Leave the pictures out and repeat the rest of the data below exactly.

» Records for processing:

○ ○ ○

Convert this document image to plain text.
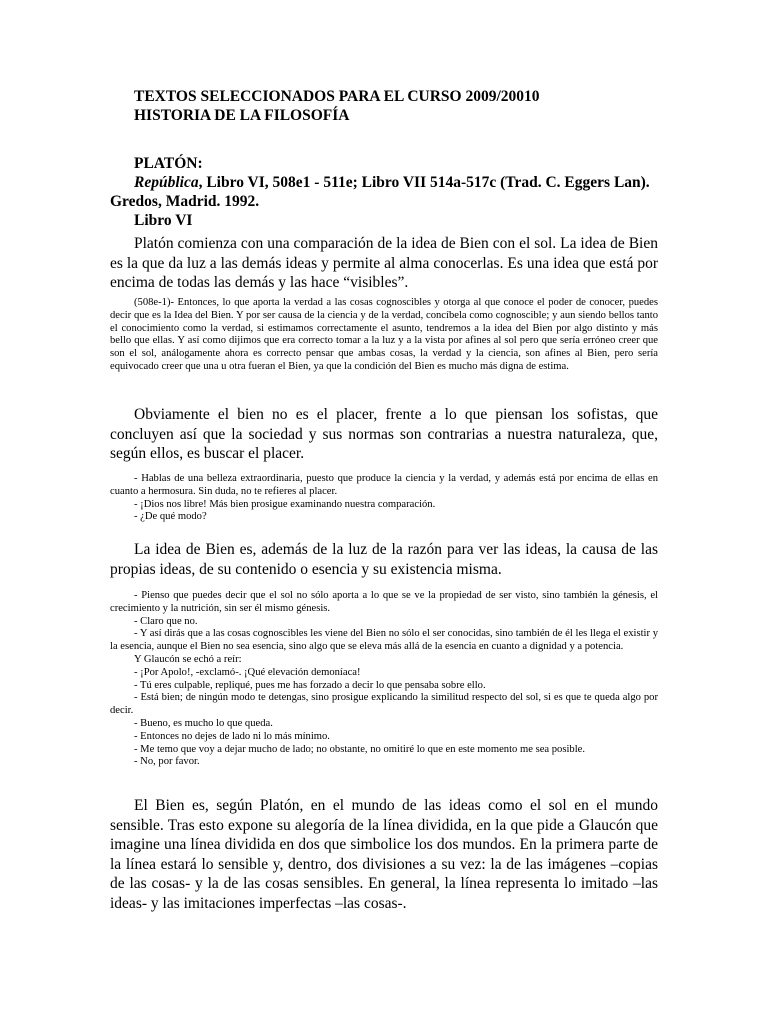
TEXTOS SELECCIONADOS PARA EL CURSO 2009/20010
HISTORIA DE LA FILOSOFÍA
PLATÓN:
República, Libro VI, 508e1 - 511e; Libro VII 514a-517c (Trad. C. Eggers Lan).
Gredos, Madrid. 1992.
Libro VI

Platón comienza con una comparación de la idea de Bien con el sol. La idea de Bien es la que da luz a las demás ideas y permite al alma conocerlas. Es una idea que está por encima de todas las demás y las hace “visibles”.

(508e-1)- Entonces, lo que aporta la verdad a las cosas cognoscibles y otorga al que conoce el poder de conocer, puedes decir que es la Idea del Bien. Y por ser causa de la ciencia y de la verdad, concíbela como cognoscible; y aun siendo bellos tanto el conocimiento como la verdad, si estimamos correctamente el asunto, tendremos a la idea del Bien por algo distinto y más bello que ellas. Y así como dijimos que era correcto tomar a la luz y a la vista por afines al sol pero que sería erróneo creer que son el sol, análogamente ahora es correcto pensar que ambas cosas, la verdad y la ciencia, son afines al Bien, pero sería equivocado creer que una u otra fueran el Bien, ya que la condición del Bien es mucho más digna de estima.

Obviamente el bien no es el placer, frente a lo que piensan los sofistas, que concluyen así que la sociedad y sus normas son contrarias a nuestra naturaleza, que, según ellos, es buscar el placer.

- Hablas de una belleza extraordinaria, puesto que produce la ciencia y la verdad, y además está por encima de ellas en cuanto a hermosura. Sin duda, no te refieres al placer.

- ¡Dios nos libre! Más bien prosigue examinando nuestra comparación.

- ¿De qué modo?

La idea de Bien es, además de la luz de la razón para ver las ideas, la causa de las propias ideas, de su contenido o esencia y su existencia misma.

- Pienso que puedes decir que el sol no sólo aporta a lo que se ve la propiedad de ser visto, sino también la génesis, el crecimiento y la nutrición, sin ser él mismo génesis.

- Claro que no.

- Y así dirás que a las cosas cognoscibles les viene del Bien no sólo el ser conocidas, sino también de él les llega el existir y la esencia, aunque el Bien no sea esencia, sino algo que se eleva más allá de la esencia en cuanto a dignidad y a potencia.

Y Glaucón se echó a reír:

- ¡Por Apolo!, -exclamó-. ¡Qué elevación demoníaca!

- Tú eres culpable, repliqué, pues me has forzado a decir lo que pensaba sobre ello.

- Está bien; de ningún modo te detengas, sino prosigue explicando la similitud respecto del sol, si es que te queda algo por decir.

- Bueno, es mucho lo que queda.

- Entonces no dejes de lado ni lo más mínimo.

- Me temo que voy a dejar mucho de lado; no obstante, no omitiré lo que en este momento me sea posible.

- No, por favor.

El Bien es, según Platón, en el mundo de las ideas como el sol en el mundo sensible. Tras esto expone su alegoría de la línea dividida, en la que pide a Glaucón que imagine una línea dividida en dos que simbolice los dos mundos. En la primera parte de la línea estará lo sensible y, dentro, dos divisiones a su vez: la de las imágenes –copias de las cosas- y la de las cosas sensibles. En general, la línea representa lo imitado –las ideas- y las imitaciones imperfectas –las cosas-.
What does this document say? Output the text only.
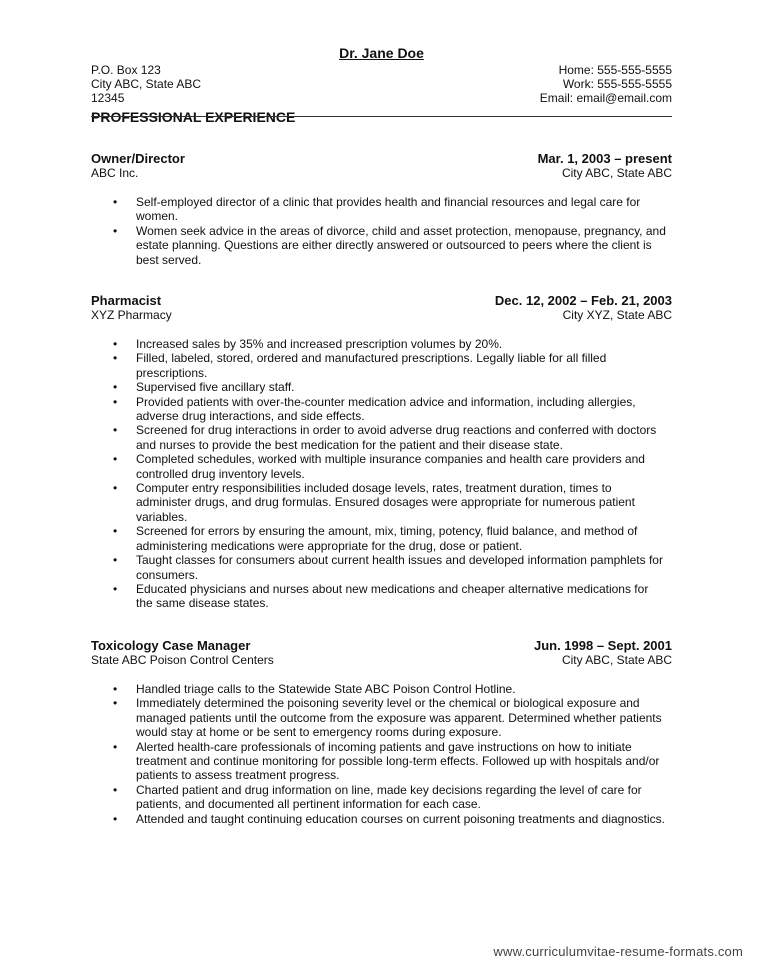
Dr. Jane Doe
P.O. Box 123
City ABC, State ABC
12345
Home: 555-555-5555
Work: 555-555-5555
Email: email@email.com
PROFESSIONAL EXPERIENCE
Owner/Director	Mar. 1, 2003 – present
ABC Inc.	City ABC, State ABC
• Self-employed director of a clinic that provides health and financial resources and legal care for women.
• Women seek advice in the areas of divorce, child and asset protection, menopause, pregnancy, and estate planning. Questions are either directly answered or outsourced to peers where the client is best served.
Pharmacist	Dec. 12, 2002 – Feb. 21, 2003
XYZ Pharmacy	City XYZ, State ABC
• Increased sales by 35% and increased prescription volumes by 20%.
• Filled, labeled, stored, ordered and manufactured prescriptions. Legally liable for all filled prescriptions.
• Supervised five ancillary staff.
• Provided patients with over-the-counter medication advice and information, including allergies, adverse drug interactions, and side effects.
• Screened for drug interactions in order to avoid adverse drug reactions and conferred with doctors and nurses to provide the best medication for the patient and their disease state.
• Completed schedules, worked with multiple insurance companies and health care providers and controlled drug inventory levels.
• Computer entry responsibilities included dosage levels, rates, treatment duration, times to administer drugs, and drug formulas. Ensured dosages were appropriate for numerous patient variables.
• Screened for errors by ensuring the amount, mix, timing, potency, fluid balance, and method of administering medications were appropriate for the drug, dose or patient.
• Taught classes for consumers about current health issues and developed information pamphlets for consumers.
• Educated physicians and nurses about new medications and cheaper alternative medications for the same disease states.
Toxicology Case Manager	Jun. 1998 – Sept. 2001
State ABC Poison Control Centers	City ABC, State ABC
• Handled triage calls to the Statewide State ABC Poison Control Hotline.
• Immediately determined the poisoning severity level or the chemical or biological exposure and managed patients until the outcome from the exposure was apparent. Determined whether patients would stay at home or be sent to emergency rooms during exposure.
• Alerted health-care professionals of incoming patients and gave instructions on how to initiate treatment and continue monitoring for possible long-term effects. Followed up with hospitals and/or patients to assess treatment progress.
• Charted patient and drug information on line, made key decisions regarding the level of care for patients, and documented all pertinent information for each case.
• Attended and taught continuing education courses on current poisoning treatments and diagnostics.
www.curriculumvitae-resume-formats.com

○ ○ ○

» Worked solution:
Convert this document image to plain text.
TEXTOS SELECCIONADOS PARA EL CURSO 2009/20010
HISTORIA DE LA FILOSOFÍA
PLATÓN:
República, Libro VI, 508e1 - 511e; Libro VII 514a-517c (Trad. C. Eggers Lan).
Gredos, Madrid. 1992.
Libro VI

Platón comienza con una comparación de la idea de Bien con el sol. La idea de Bien es la que da luz a las demás ideas y permite al alma conocerlas. Es una idea que está por encima de todas las demás y las hace “visibles”.

(508e-1)- Entonces, lo que aporta la verdad a las cosas cognoscibles y otorga al que conoce el poder de conocer, puedes decir que es la Idea del Bien. Y por ser causa de la ciencia y de la verdad, concíbela como cognoscible; y aun siendo bellos tanto el conocimiento como la verdad, si estimamos correctamente el asunto, tendremos a la idea del Bien por algo distinto y más bello que ellas. Y así como dijimos que era correcto tomar a la luz y a la vista por afines al sol pero que sería erróneo creer que son el sol, análogamente ahora es correcto pensar que ambas cosas, la verdad y la ciencia, son afines al Bien, pero sería equivocado creer que una u otra fueran el Bien, ya que la condición del Bien es mucho más digna de estima.

Obviamente el bien no es el placer, frente a lo que piensan los sofistas, que concluyen así que la sociedad y sus normas son contrarias a nuestra naturaleza, que, según ellos, es buscar el placer.

- Hablas de una belleza extraordinaria, puesto que produce la ciencia y la verdad, y además está por encima de ellas en cuanto a hermosura. Sin duda, no te refieres al placer.

- ¡Dios nos libre! Más bien prosigue examinando nuestra comparación.

- ¿De qué modo?

La idea de Bien es, además de la luz de la razón para ver las ideas, la causa de las propias ideas, de su contenido o esencia y su existencia misma.

- Pienso que puedes decir que el sol no sólo aporta a lo que se ve la propiedad de ser visto, sino también la génesis, el crecimiento y la nutrición, sin ser él mismo génesis.

- Claro que no.

- Y así dirás que a las cosas cognoscibles les viene del Bien no sólo el ser conocidas, sino también de él les llega el existir y la esencia, aunque el Bien no sea esencia, sino algo que se eleva más allá de la esencia en cuanto a dignidad y a potencia.

Y Glaucón se echó a reír:

- ¡Por Apolo!, -exclamó-. ¡Qué elevación demoníaca!

- Tú eres culpable, repliqué, pues me has forzado a decir lo que pensaba sobre ello.

- Está bien; de ningún modo te detengas, sino prosigue explicando la similitud respecto del sol, si es que te queda algo por decir.

- Bueno, es mucho lo que queda.

- Entonces no dejes de lado ni lo más mínimo.

- Me temo que voy a dejar mucho de lado; no obstante, no omitiré lo que en este momento me sea posible.

- No, por favor.

El Bien es, según Platón, en el mundo de las ideas como el sol en el mundo sensible. Tras esto expone su alegoría de la línea dividida, en la que pide a Glaucón que imagine una línea dividida en dos que simbolice los dos mundos. En la primera parte de la línea estará lo sensible y, dentro, dos divisiones a su vez: la de las imágenes –copias de las cosas- y la de las cosas sensibles. En general, la línea representa lo imitado –las ideas- y las imitaciones imperfectas –las cosas-.
What does this document say? Output the text only.
Dr. Jane Doe
P.O. Box 123
City ABC, State ABC
12345
Home: 555-555-5555
Work: 555-555-5555
Email: email@email.com
PROFESSIONAL EXPERIENCE
Owner/Director	Mar. 1, 2003 – present
ABC Inc.	City ABC, State ABC
• Self-employed director of a clinic that provides health and financial resources and legal care for women.
• Women seek advice in the areas of divorce, child and asset protection, menopause, pregnancy, and estate planning. Questions are either directly answered or outsourced to peers where the client is best served.
Pharmacist	Dec. 12, 2002 – Feb. 21, 2003
XYZ Pharmacy	City XYZ, State ABC
• Increased sales by 35% and increased prescription volumes by 20%.
• Filled, labeled, stored, ordered and manufactured prescriptions. Legally liable for all filled prescriptions.
• Supervised five ancillary staff.
• Provided patients with over-the-counter medication advice and information, including allergies, adverse drug interactions, and side effects.
• Screened for drug interactions in order to avoid adverse drug reactions and conferred with doctors and nurses to provide the best medication for the patient and their disease state.
• Completed schedules, worked with multiple insurance companies and health care providers and controlled drug inventory levels.
• Computer entry responsibilities included dosage levels, rates, treatment duration, times to administer drugs, and drug formulas. Ensured dosages were appropriate for numerous patient variables.
• Screened for errors by ensuring the amount, mix, timing, potency, fluid balance, and method of administering medications were appropriate for the drug, dose or patient.
• Taught classes for consumers about current health issues and developed information pamphlets for consumers.
• Educated physicians and nurses about new medications and cheaper alternative medications for the same disease states.
Toxicology Case Manager	Jun. 1998 – Sept. 2001
State ABC Poison Control Centers	City ABC, State ABC
• Handled triage calls to the Statewide State ABC Poison Control Hotline.
• Immediately determined the poisoning severity level or the chemical or biological exposure and managed patients until the outcome from the exposure was apparent. Determined whether patients would stay at home or be sent to emergency rooms during exposure.
• Alerted health-care professionals of incoming patients and gave instructions on how to initiate treatment and continue monitoring for possible long-term effects. Followed up with hospitals and/or patients to assess treatment progress.
• Charted patient and drug information on line, made key decisions regarding the level of care for patients, and documented all pertinent information for each case.
• Attended and taught continuing education courses on current poisoning treatments and diagnostics.
www.curriculumvitae-resume-formats.com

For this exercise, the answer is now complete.